## Entries shown

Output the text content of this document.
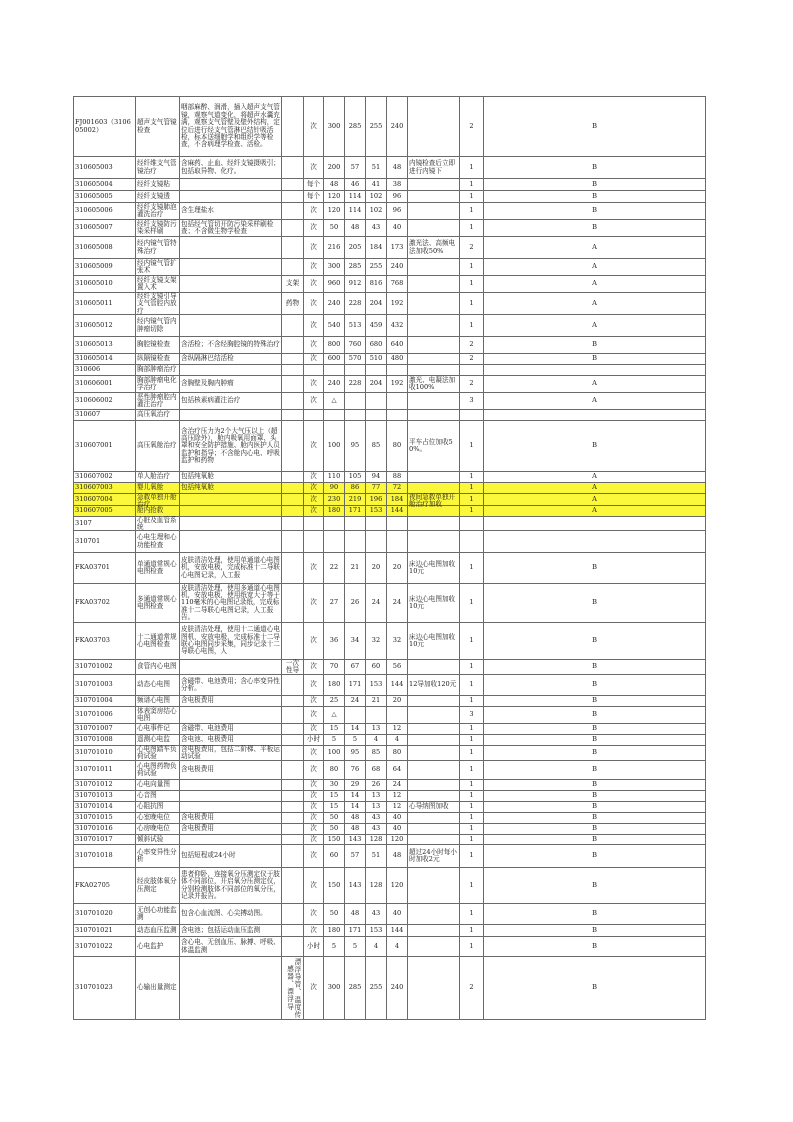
FJ001603（310605002）	超声支气管镜检查	咽部麻醉、润滑，插入超声支气管镜，观察气道变化，将超声水囊充满，观察支气管壁及壁外结构，定位后进行经支气管淋巴结针吸活检，标本送细胞学和组织学等检查，不含病理学检查、活检。		次	300	285	255	240		2	B

310605003	经纤维支气管镜治疗	含麻药、止血、经纤支镜摄吸引；包括取异物、化疗。		次	200	57	51	48	内镜检查后立即进行内镜下	1	B

310605004	经纤支镜粘			每个	48	46	41	38		1	B

310605005	经纤支镜透			每个	120	114	102	96		1	B

310605006	经纤支镜肺泡灌洗治疗	含生理盐水		次	120	114	102	96		1	B

310605007	经纤支镜防污染采样刷	包括经气管切开防污染采样刷检查；不含微生物学检查		次	50	48	43	40		1	B

310605008	经内镜气管特殊治疗			次	216	205	184	173	激光法、高频电法加收50%	2	A

310605009	经内镜气管扩张术			次	300	285	255	240		1	A

310605010	经纤支镜支架置入术		支架	次	960	912	816	768		1	A

310605011	经纤支镜引导支气管腔内放疗		药物	次	240	228	204	192		1	A

310605012	经内镜气管内肿瘤切除			次	540	513	459	432		1	A

310605013	胸腔镜检查	含活检；不含经胸腔镜的特殊治疗		次	800	760	680	640		2	B

310605014	纵隔镜检查	含纵隔淋巴结活检		次	600	570	510	480		2	B

310606	胸部肿瘤治疗										

310606001	胸部肿瘤电化学治疗	含胸壁及胸内肿瘤		次	240	228	204	192	激光、电凝法加收100%	2	A

310606002	恶性肿瘤腔内灌注治疗	包括核素病灌注治疗		次	△					3	A

310607	高压氧治疗										

310607001	高压氧舱治疗	含治疗压力为2个大气压以上（超高压除外），舱内吸氧用面罩、头罩和安全防护措施、舱内医护人员监护和指导；不含舱内心电、呼吸监护和药物		次	100	95	85	80	平车占位加收50%。	1	B

310607002	单人舱治疗	包括纯氧舱		次	110	105	94	88		1	A

310607003	婴儿氧舱	包括纯氧舱		次	90	86	77	72		1	A

310607004	急救单独开舱治疗			次	230	219	196	184	夜间急救单独开舱治疗加收	1	A

310607005	舱内抢救			次	180	171	153	144		1	A

3107	心脏及血管系统										

310701	心电生理和心功能检查										

FKA03701	单通道常规心电图检查	皮肤清洁处理，使用单通道心电图机，安放电极，完成标准十二导联心电图记录，人工报		次	22	21	20	20	床边心电图加收10元	1	B

FKA03702	多通道常规心电图检查	皮肤清洁处理，使用多通道心电图机，安放电极，使用纸宽大于等于110毫米的心电图记录纸，完成标准十二导联心电图记录，人工报告。		次	27	26	24	24	床边心电图加收10元	1	B

FKA03703	十二通道常规心电图检查	皮肤清洁处理，使用十二通道心电图机，安放电极，完成标准十二导联心电图同步采集，同步记录十二导联心电图，人		次	36	34	32	32	床边心电图加收10元	1	B

310701002	食管内心电图		一次性导	次	70	67	60	56		1	B

310701003	动态心电图	含磁带、电池费用；含心率变异性分析。		次	180	171	153	144	12导加收120元	1	B

310701004	频谱心电图	含电极费用		次	25	24	21	20		1	B

310701006	体表窦房结心电图			次	△					3	B

310701007	心电事件记	含磁带、电池费用		次	15	14	13	12		1	B

310701008	遥测心电监	含电池、电极费用		小时	5	5	4	4		1	B

310701010	心电图踏车负荷试验	含电极费用，包括二阶梯、平板运动试验		次	100	95	85	80		1	B

310701011	心电图药物负荷试验	含电极费用		次	80	76	68	64		1	B

310701012	心电向量图			次	30	29	26	24		1	B

310701013	心音图			次	15	14	13	12		1	B

310701014	心阻抗图			次	15	14	13	12	心导纳图加收	1	B

310701015	心室晚电位	含电极费用		次	50	48	43	40		1	B

310701016	心房晚电位	含电极费用		次	50	48	43	40		1	B

310701017	倾斜试验			次	150	143	128	120		1	B

310701018	心率变异性分析	包括短程或24小时		次	60	57	51	48	超过24小时每小时加收2元	1	B

FKA02705	经皮肢体氧分压测定	患者仰卧，连接氧分压测定仪于肢体不同部位，开启氧分压测定仪，分别检测肢体不同部位的氧分压，记录并报告。		次	150	143	128	120		1	B

310701020	无创心功能监测	包含心血流图、心尖搏动图。		次	50	48	43	40		1	B

310701021	动态血压监测	含电池；包括运动血压监测		次	180	171	153	144		1	B

310701022	心电监护	含心电、无创血压、脉搏、呼吸、体温监测		小时	5	5	4	4		1	B

310701023	心输出量测定		漂浮导管、温度传感器、漂浮导	次	300	285	255	240		2	B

## Written exercise
Copy all the records above exactly, but leave out the pictures.

## Result of the task
Output the text content of this document.
FJ001603（310605002）	超声支气管镜检查	咽部麻醉、润滑，插入超声支气管镜，观察气道变化，将超声水囊充满，观察支气管壁及壁外结构，定位后进行经支气管淋巴结针吸活检，标本送细胞学和组织学等检查，不含病理学检查、活检。		次	300	285	255	240		2	B

310605003	经纤维支气管镜治疗	含麻药、止血、经纤支镜摄吸引；包括取异物、化疗。		次	200	57	51	48	内镜检查后立即进行内镜下	1	B

310605004	经纤支镜粘			每个	48	46	41	38		1	B

310605005	经纤支镜透			每个	120	114	102	96		1	B

310605006	经纤支镜肺泡灌洗治疗	含生理盐水		次	120	114	102	96		1	B

310605007	经纤支镜防污染采样刷	包括经气管切开防污染采样刷检查；不含微生物学检查		次	50	48	43	40		1	B

310605008	经内镜气管特殊治疗			次	216	205	184	173	激光法、高频电法加收50%	2	A

310605009	经内镜气管扩张术			次	300	285	255	240		1	A

310605010	经纤支镜支架置入术		支架	次	960	912	816	768		1	A

310605011	经纤支镜引导支气管腔内放疗		药物	次	240	228	204	192		1	A

310605012	经内镜气管内肿瘤切除			次	540	513	459	432		1	A

310605013	胸腔镜检查	含活检；不含经胸腔镜的特殊治疗		次	800	760	680	640		2	B

310605014	纵隔镜检查	含纵隔淋巴结活检		次	600	570	510	480		2	B

310606	胸部肿瘤治疗										

310606001	胸部肿瘤电化学治疗	含胸壁及胸内肿瘤		次	240	228	204	192	激光、电凝法加收100%	2	A

310606002	恶性肿瘤腔内灌注治疗	包括核素病灌注治疗		次	△					3	A

310607	高压氧治疗										

310607001	高压氧舱治疗	含治疗压力为2个大气压以上（超高压除外），舱内吸氧用面罩、头罩和安全防护措施、舱内医护人员监护和指导；不含舱内心电、呼吸监护和药物		次	100	95	85	80	平车占位加收50%。	1	B

310607002	单人舱治疗	包括纯氧舱		次	110	105	94	88		1	A

310607003	婴儿氧舱	包括纯氧舱		次	90	86	77	72		1	A

310607004	急救单独开舱治疗			次	230	219	196	184	夜间急救单独开舱治疗加收	1	A

310607005	舱内抢救			次	180	171	153	144		1	A

3107	心脏及血管系统										

310701	心电生理和心功能检查										

FKA03701	单通道常规心电图检查	皮肤清洁处理，使用单通道心电图机，安放电极，完成标准十二导联心电图记录，人工报		次	22	21	20	20	床边心电图加收10元	1	B

FKA03702	多通道常规心电图检查	皮肤清洁处理，使用多通道心电图机，安放电极，使用纸宽大于等于110毫米的心电图记录纸，完成标准十二导联心电图记录，人工报告。		次	27	26	24	24	床边心电图加收10元	1	B

FKA03703	十二通道常规心电图检查	皮肤清洁处理，使用十二通道心电图机，安放电极，完成标准十二导联心电图同步采集，同步记录十二导联心电图，人		次	36	34	32	32	床边心电图加收10元	1	B

310701002	食管内心电图		一次性导	次	70	67	60	56		1	B

310701003	动态心电图	含磁带、电池费用；含心率变异性分析。		次	180	171	153	144	12导加收120元	1	B

310701004	频谱心电图	含电极费用		次	25	24	21	20		1	B

310701006	体表窦房结心电图			次	△					3	B

310701007	心电事件记	含磁带、电池费用		次	15	14	13	12		1	B

310701008	遥测心电监	含电池、电极费用		小时	5	5	4	4		1	B

310701010	心电图踏车负荷试验	含电极费用，包括二阶梯、平板运动试验		次	100	95	85	80		1	B

310701011	心电图药物负荷试验	含电极费用		次	80	76	68	64		1	B

310701012	心电向量图			次	30	29	26	24		1	B

310701013	心音图			次	15	14	13	12		1	B

310701014	心阻抗图			次	15	14	13	12	心导纳图加收	1	B

310701015	心室晚电位	含电极费用		次	50	48	43	40		1	B

310701016	心房晚电位	含电极费用		次	50	48	43	40		1	B

310701017	倾斜试验			次	150	143	128	120		1	B

310701018	心率变异性分析	包括短程或24小时		次	60	57	51	48	超过24小时每小时加收2元	1	B

FKA02705	经皮肢体氧分压测定	患者仰卧，连接氧分压测定仪于肢体不同部位，开启氧分压测定仪，分别检测肢体不同部位的氧分压，记录并报告。		次	150	143	128	120		1	B

310701020	无创心功能监测	包含心血流图、心尖搏动图。		次	50	48	43	40		1	B

310701021	动态血压监测	含电池；包括运动血压监测		次	180	171	153	144		1	B

310701022	心电监护	含心电、无创血压、脉搏、呼吸、体温监测		小时	5	5	4	4		1	B

310701023	心输出量测定		漂浮导管、温度传感器、漂浮导	次	300	285	255	240		2	B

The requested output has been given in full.